======== Material provided ========

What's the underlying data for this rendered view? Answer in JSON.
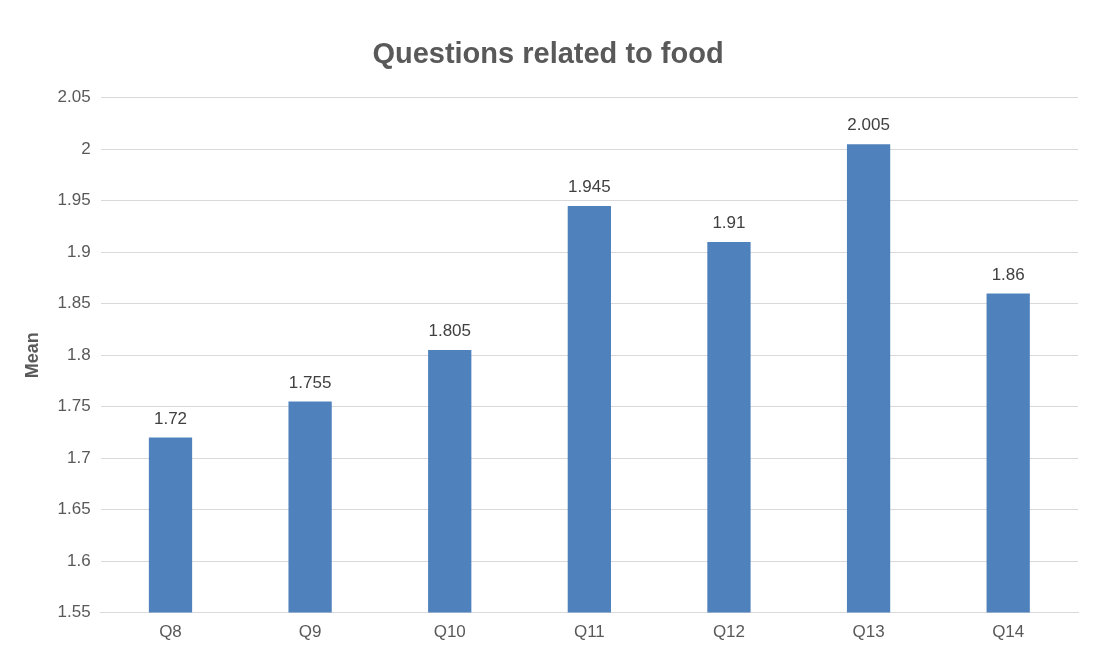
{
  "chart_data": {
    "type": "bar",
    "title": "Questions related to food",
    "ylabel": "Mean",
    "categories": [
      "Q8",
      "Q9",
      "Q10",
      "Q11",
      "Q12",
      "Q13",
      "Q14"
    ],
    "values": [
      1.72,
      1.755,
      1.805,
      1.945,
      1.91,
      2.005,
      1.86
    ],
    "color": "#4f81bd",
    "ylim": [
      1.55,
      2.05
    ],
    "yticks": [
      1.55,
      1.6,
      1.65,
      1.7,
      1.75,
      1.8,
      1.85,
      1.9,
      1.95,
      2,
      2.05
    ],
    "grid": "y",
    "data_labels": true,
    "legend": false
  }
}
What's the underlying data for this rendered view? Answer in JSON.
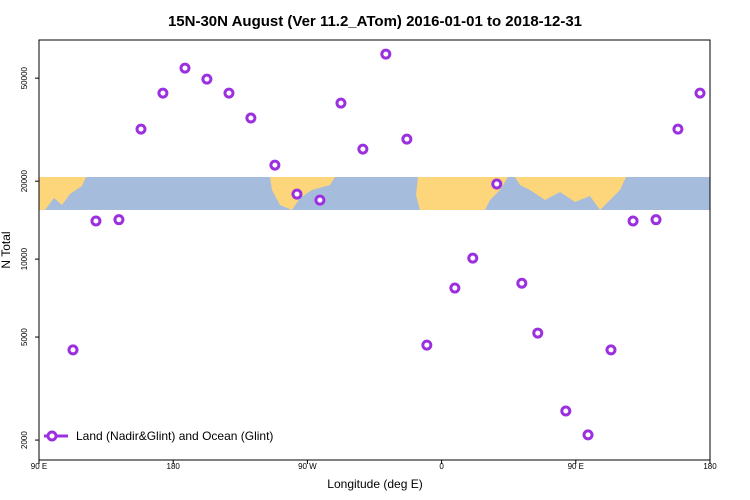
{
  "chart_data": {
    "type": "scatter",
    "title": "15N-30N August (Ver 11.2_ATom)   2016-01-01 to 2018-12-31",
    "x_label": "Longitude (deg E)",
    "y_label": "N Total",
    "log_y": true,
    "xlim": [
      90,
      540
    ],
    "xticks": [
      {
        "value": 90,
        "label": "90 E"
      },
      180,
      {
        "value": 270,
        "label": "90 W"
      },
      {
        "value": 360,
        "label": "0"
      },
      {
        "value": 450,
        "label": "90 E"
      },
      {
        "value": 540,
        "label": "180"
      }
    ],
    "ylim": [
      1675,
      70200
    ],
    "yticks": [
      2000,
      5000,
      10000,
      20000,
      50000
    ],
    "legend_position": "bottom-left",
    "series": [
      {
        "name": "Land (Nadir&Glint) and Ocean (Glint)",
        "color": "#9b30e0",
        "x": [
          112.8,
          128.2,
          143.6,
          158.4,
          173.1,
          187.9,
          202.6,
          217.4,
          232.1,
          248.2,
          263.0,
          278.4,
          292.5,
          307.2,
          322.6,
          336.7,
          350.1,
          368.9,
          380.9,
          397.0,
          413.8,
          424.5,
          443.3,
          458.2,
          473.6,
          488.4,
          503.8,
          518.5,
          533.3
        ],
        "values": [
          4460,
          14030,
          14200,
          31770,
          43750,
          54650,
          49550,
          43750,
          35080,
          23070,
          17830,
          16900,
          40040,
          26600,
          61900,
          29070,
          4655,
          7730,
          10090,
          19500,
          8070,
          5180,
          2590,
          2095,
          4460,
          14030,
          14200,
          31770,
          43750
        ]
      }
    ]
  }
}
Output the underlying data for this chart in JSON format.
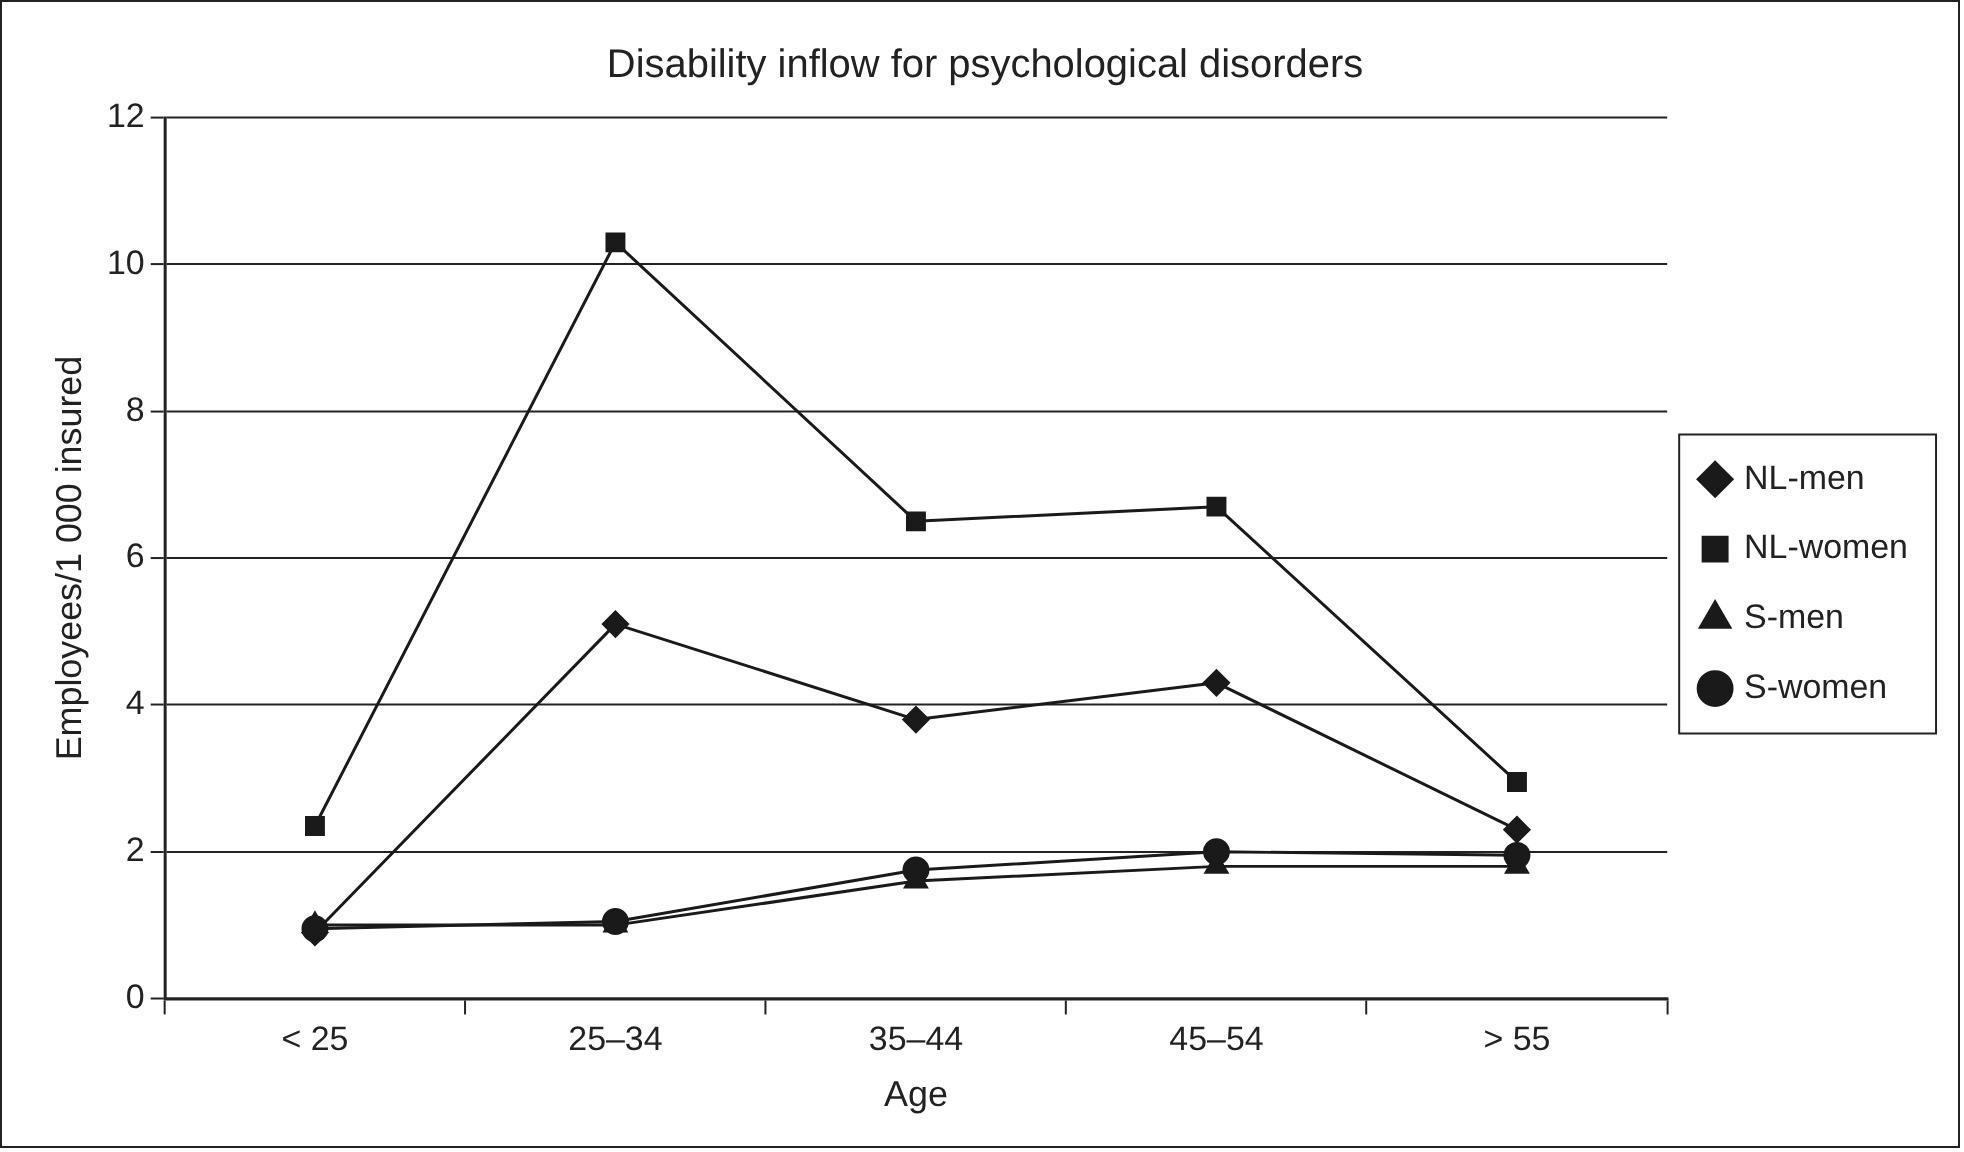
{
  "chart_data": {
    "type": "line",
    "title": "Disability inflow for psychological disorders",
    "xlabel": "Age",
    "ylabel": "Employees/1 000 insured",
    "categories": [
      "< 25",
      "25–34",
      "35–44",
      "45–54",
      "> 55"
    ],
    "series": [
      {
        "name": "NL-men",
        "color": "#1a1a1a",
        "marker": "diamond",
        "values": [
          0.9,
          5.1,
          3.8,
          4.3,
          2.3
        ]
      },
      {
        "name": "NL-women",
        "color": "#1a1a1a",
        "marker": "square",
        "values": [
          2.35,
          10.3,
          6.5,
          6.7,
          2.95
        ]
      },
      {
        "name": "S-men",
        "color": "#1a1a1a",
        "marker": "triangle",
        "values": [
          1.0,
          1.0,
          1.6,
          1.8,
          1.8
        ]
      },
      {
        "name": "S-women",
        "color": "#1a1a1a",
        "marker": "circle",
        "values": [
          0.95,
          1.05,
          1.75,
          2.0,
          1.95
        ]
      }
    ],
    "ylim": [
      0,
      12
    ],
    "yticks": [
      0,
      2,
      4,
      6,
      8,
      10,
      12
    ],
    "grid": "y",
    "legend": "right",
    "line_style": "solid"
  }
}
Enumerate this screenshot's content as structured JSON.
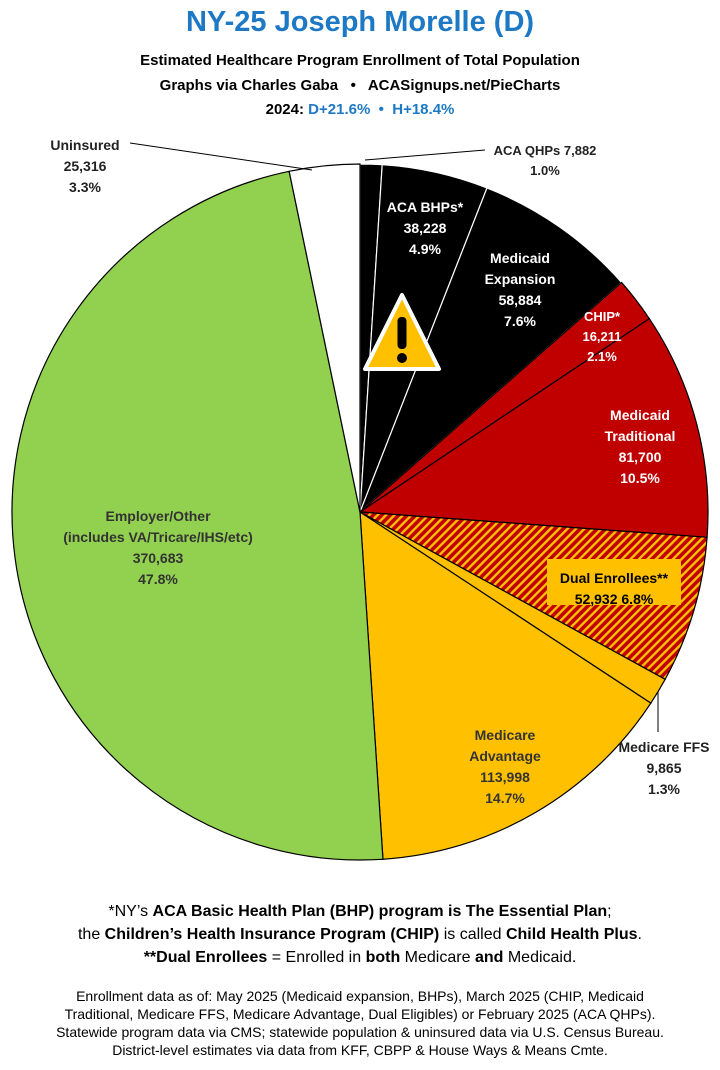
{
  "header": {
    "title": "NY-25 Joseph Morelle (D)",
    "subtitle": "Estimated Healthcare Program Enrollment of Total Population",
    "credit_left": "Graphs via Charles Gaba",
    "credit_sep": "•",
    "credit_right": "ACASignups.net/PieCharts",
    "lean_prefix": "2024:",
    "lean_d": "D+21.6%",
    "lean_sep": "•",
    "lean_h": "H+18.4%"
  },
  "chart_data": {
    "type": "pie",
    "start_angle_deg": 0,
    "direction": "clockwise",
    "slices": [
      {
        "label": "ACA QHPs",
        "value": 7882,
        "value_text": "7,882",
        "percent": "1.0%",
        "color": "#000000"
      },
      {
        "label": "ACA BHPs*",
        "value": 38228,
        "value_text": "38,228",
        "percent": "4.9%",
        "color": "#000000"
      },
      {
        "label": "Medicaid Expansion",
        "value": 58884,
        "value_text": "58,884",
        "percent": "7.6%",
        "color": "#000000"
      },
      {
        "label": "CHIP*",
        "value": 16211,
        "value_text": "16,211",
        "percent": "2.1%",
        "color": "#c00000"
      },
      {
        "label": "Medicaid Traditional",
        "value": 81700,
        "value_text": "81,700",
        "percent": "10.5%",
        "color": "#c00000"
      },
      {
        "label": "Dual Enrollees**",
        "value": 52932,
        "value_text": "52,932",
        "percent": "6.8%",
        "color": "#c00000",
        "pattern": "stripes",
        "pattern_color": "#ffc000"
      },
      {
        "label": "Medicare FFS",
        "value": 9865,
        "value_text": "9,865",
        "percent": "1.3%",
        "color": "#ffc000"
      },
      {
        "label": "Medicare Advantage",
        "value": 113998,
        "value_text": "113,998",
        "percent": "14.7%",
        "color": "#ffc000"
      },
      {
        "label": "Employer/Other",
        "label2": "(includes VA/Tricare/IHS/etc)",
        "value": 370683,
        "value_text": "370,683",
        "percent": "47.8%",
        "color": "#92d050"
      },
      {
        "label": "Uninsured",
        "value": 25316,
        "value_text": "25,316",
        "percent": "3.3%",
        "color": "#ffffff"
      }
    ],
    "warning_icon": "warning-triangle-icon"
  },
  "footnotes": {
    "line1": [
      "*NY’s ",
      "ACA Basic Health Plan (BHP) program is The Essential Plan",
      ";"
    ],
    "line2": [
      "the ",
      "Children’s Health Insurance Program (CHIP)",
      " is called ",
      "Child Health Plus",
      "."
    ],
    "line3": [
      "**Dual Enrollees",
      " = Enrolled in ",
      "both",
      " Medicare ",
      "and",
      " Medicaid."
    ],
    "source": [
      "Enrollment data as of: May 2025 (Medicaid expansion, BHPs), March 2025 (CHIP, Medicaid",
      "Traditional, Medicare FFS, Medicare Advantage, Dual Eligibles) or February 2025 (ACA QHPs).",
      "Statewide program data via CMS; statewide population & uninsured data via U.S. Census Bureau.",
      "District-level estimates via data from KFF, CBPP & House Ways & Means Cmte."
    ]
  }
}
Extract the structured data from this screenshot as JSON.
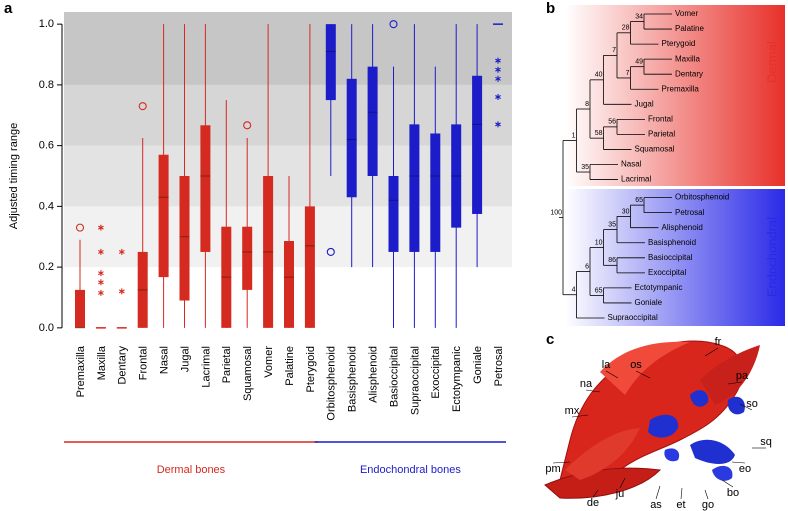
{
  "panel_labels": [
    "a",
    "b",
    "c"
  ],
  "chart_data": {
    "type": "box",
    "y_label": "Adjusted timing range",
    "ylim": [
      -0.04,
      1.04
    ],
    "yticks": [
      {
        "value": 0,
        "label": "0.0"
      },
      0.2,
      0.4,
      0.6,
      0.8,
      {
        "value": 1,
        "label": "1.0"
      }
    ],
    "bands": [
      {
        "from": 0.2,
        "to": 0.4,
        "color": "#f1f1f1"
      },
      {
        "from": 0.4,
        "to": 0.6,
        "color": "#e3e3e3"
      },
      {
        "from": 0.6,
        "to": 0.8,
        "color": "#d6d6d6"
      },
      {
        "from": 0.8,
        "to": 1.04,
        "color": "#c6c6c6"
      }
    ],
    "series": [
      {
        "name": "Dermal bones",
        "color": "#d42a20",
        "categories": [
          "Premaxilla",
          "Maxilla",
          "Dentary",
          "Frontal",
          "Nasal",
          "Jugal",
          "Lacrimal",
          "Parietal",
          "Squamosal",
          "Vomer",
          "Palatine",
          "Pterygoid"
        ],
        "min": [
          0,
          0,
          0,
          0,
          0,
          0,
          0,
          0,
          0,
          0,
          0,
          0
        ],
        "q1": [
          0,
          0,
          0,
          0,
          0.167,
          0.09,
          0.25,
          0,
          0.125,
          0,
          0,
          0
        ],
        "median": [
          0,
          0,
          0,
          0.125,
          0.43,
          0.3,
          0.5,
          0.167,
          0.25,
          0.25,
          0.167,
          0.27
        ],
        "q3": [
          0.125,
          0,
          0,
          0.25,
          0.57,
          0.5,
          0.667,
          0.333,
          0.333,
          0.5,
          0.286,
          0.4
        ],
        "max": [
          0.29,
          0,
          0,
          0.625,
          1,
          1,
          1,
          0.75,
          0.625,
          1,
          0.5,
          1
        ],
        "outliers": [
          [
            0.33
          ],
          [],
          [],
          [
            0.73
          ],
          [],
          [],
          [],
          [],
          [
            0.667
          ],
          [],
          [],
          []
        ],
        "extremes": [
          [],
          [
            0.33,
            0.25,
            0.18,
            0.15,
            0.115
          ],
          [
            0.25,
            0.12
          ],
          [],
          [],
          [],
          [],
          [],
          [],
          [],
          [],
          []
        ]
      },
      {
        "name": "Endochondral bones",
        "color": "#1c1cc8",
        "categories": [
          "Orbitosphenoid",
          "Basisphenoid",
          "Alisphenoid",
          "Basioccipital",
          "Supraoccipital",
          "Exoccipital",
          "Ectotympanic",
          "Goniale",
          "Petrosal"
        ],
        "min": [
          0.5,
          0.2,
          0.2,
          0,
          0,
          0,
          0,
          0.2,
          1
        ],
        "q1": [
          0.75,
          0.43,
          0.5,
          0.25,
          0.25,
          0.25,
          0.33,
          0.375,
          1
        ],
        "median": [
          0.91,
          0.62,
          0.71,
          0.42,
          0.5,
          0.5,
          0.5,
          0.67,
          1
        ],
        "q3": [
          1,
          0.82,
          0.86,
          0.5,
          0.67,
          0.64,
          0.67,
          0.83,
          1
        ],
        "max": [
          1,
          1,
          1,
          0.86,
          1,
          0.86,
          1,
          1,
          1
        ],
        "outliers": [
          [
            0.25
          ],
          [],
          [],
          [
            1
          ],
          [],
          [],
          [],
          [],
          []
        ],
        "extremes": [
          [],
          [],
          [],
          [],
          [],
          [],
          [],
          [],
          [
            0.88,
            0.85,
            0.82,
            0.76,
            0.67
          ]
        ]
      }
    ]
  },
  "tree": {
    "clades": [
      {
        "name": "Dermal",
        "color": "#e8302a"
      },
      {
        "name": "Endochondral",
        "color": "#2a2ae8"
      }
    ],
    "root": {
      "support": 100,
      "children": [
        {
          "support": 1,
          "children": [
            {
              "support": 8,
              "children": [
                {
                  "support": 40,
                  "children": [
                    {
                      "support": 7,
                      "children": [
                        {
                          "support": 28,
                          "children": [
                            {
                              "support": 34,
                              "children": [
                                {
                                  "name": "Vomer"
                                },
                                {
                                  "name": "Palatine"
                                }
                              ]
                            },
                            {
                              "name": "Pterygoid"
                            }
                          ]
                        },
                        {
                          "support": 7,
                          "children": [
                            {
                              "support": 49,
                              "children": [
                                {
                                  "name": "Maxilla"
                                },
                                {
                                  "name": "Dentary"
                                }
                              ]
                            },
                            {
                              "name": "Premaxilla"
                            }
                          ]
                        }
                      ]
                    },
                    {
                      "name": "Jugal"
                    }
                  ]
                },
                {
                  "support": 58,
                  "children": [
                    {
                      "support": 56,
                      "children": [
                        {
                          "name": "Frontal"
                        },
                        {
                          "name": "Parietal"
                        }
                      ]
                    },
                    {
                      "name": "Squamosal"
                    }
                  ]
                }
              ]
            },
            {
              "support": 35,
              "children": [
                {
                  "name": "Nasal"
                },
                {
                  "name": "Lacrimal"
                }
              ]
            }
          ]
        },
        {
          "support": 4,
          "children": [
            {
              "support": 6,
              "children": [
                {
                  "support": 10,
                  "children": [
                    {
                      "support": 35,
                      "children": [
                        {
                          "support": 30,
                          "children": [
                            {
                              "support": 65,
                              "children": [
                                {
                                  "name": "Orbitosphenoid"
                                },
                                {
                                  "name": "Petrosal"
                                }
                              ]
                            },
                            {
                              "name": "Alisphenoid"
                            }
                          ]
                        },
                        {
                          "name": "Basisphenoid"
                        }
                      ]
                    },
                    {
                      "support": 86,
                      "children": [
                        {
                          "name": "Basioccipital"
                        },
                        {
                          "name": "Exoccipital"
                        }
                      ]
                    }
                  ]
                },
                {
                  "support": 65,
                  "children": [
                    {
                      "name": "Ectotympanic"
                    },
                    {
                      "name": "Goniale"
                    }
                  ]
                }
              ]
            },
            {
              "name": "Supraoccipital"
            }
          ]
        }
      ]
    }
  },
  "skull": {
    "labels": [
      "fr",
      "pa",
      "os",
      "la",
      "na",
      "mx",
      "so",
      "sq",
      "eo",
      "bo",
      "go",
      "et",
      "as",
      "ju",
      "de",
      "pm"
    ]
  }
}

========

Determine how many lines of the listing above hold the word "Total". Report that number without anything else.

2